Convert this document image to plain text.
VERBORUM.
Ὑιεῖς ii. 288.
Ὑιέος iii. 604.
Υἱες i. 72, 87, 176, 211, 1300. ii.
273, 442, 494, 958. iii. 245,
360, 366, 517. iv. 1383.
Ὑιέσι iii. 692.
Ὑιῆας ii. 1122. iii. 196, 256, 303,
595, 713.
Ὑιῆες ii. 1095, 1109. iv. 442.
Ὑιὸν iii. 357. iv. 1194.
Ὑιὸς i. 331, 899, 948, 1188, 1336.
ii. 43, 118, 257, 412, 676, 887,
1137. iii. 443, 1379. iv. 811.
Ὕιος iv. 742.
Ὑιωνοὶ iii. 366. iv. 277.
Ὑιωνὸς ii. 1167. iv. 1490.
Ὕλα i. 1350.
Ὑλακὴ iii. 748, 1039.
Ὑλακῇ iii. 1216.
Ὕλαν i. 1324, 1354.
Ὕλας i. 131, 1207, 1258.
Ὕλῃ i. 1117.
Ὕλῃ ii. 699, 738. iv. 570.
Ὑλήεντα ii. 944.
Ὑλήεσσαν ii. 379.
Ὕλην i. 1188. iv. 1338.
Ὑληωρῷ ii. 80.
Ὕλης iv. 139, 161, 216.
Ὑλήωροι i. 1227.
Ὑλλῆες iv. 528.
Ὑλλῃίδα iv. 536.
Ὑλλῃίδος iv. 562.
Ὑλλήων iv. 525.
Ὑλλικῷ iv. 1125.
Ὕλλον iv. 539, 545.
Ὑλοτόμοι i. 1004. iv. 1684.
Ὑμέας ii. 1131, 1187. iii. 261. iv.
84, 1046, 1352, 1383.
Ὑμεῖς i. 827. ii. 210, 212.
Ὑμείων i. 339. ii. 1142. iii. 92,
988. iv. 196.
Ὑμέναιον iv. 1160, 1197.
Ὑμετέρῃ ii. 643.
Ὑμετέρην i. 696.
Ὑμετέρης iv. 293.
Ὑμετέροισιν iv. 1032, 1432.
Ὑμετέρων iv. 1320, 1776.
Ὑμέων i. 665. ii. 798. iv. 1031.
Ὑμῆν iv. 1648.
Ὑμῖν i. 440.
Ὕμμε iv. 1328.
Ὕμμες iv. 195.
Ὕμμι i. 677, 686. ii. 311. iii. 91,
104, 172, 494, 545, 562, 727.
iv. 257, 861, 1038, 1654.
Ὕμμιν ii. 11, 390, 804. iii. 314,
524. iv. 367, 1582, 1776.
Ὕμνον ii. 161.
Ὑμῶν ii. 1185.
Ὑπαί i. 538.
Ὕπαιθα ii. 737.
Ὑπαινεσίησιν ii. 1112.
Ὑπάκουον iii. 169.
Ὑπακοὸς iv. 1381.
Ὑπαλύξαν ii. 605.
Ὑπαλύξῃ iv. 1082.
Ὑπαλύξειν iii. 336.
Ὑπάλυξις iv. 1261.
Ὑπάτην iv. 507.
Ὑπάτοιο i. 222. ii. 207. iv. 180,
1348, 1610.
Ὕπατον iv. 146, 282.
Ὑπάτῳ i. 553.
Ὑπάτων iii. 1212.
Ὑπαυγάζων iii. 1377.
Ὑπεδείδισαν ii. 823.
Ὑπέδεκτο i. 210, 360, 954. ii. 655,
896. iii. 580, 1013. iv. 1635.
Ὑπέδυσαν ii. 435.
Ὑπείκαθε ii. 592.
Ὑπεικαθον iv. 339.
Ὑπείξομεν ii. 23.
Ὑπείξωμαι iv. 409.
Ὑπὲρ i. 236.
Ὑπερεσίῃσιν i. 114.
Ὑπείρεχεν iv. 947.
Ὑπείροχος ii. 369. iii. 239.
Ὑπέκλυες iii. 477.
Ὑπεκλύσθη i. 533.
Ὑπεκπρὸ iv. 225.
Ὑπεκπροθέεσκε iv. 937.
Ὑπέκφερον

__Job__
Copy out all the entries shown above, character for character.

__The output__
Convert this document image to plain text.
VERBORUM.
Ὑιεῖς ii. 288.
Ὑιέος iii. 604.
Υἱες i. 72, 87, 176, 211, 1300. ii.
273, 442, 494, 958. iii. 245,
360, 366, 517. iv. 1383.
Ὑιέσι iii. 692.
Ὑιῆας ii. 1122. iii. 196, 256, 303,
595, 713.
Ὑιῆες ii. 1095, 1109. iv. 442.
Ὑιὸν iii. 357. iv. 1194.
Ὑιὸς i. 331, 899, 948, 1188, 1336.
ii. 43, 118, 257, 412, 676, 887,
1137. iii. 443, 1379. iv. 811.
Ὕιος iv. 742.
Ὑιωνοὶ iii. 366. iv. 277.
Ὑιωνὸς ii. 1167. iv. 1490.
Ὕλα i. 1350.
Ὑλακὴ iii. 748, 1039.
Ὑλακῇ iii. 1216.
Ὕλαν i. 1324, 1354.
Ὕλας i. 131, 1207, 1258.
Ὕλῃ i. 1117.
Ὕλῃ ii. 699, 738. iv. 570.
Ὑλήεντα ii. 944.
Ὑλήεσσαν ii. 379.
Ὕλην i. 1188. iv. 1338.
Ὑληωρῷ ii. 80.
Ὕλης iv. 139, 161, 216.
Ὑλήωροι i. 1227.
Ὑλλῆες iv. 528.
Ὑλλῃίδα iv. 536.
Ὑλλῃίδος iv. 562.
Ὑλλήων iv. 525.
Ὑλλικῷ iv. 1125.
Ὕλλον iv. 539, 545.
Ὑλοτόμοι i. 1004. iv. 1684.
Ὑμέας ii. 1131, 1187. iii. 261. iv.
84, 1046, 1352, 1383.
Ὑμεῖς i. 827. ii. 210, 212.
Ὑμείων i. 339. ii. 1142. iii. 92,
988. iv. 196.
Ὑμέναιον iv. 1160, 1197.
Ὑμετέρῃ ii. 643.
Ὑμετέρην i. 696.
Ὑμετέρης iv. 293.
Ὑμετέροισιν iv. 1032, 1432.
Ὑμετέρων iv. 1320, 1776.
Ὑμέων i. 665. ii. 798. iv. 1031.
Ὑμῆν iv. 1648.
Ὑμῖν i. 440.
Ὕμμε iv. 1328.
Ὕμμες iv. 195.
Ὕμμι i. 677, 686. ii. 311. iii. 91,
104, 172, 494, 545, 562, 727.
iv. 257, 861, 1038, 1654.
Ὕμμιν ii. 11, 390, 804. iii. 314,
524. iv. 367, 1582, 1776.
Ὕμνον ii. 161.
Ὑμῶν ii. 1185.
Ὑπαί i. 538.
Ὕπαιθα ii. 737.
Ὑπαινεσίησιν ii. 1112.
Ὑπάκουον iii. 169.
Ὑπακοὸς iv. 1381.
Ὑπαλύξαν ii. 605.
Ὑπαλύξῃ iv. 1082.
Ὑπαλύξειν iii. 336.
Ὑπάλυξις iv. 1261.
Ὑπάτην iv. 507.
Ὑπάτοιο i. 222. ii. 207. iv. 180,
1348, 1610.
Ὕπατον iv. 146, 282.
Ὑπάτῳ i. 553.
Ὑπάτων iii. 1212.
Ὑπαυγάζων iii. 1377.
Ὑπεδείδισαν ii. 823.
Ὑπέδεκτο i. 210, 360, 954. ii. 655,
896. iii. 580, 1013. iv. 1635.
Ὑπέδυσαν ii. 435.
Ὑπείκαθε ii. 592.
Ὑπεικαθον iv. 339.
Ὑπείξομεν ii. 23.
Ὑπείξωμαι iv. 409.
Ὑπὲρ i. 236.
Ὑπερεσίῃσιν i. 114.
Ὑπείρεχεν iv. 947.
Ὑπείροχος ii. 369. iii. 239.
Ὑπέκλυες iii. 477.
Ὑπεκλύσθη i. 533.
Ὑπεκπρὸ iv. 225.
Ὑπεκπροθέεσκε iv. 937.
Ὑπέκφερον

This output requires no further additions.